§ WHAT IS REQUIRED: Copy out every line of the data exactly.

[Data excerpts]
---
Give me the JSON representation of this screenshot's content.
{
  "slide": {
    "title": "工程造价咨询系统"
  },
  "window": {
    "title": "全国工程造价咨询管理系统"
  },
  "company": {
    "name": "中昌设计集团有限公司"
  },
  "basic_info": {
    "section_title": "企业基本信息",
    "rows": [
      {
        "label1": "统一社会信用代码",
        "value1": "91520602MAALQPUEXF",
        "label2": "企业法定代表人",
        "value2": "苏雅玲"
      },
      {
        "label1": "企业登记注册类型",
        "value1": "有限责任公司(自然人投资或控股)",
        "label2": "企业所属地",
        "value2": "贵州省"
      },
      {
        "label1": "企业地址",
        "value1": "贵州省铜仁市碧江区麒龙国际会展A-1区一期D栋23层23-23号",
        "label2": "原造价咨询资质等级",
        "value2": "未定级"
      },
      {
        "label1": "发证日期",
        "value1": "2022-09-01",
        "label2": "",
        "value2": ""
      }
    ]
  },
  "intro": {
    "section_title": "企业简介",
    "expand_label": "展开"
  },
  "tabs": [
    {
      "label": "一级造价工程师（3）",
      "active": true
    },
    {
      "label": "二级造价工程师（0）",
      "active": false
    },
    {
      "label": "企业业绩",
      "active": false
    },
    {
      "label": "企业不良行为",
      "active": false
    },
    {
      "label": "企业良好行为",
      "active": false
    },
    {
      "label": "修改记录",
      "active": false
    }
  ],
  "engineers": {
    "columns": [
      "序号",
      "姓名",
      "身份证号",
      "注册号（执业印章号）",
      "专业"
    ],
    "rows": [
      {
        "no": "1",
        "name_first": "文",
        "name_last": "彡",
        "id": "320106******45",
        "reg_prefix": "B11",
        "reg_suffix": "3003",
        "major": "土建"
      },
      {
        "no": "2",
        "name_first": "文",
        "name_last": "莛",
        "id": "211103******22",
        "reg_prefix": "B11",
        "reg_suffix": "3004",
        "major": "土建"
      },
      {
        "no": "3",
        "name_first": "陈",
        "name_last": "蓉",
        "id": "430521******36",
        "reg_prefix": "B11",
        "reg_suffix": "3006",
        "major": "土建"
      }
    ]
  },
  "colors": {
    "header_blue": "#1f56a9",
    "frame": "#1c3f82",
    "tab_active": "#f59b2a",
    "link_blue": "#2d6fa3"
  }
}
---
§ ANSWER TO THE EXERCISE:
Give me the JSON representation of this screenshot's content.
{
  "slide": {
    "title": "工程造价咨询系统"
  },
  "window": {
    "title": "全国工程造价咨询管理系统"
  },
  "company": {
    "name": "中昌设计集团有限公司"
  },
  "basic_info": {
    "section_title": "企业基本信息",
    "rows": [
      {
        "label1": "统一社会信用代码",
        "value1": "91520602MAALQPUEXF",
        "label2": "企业法定代表人",
        "value2": "苏雅玲"
      },
      {
        "label1": "企业登记注册类型",
        "value1": "有限责任公司(自然人投资或控股)",
        "label2": "企业所属地",
        "value2": "贵州省"
      },
      {
        "label1": "企业地址",
        "value1": "贵州省铜仁市碧江区麒龙国际会展A-1区一期D栋23层23-23号",
        "label2": "原造价咨询资质等级",
        "value2": "未定级"
      },
      {
        "label1": "发证日期",
        "value1": "2022-09-01",
        "label2": "",
        "value2": ""
      }
    ]
  },
  "intro": {
    "section_title": "企业简介",
    "expand_label": "展开"
  },
  "tabs": [
    {
      "label": "一级造价工程师（3）",
      "active": true
    },
    {
      "label": "二级造价工程师（0）",
      "active": false
    },
    {
      "label": "企业业绩",
      "active": false
    },
    {
      "label": "企业不良行为",
      "active": false
    },
    {
      "label": "企业良好行为",
      "active": false
    },
    {
      "label": "修改记录",
      "active": false
    }
  ],
  "engineers": {
    "columns": [
      "序号",
      "姓名",
      "身份证号",
      "注册号（执业印章号）",
      "专业"
    ],
    "rows": [
      {
        "no": "1",
        "name_first": "文",
        "name_last": "彡",
        "id": "320106******45",
        "reg_prefix": "B11",
        "reg_suffix": "3003",
        "major": "土建"
      },
      {
        "no": "2",
        "name_first": "文",
        "name_last": "莛",
        "id": "211103******22",
        "reg_prefix": "B11",
        "reg_suffix": "3004",
        "major": "土建"
      },
      {
        "no": "3",
        "name_first": "陈",
        "name_last": "蓉",
        "id": "430521******36",
        "reg_prefix": "B11",
        "reg_suffix": "3006",
        "major": "土建"
      }
    ]
  },
  "colors": {
    "header_blue": "#1f56a9",
    "frame": "#1c3f82",
    "tab_active": "#f59b2a",
    "link_blue": "#2d6fa3"
  }
}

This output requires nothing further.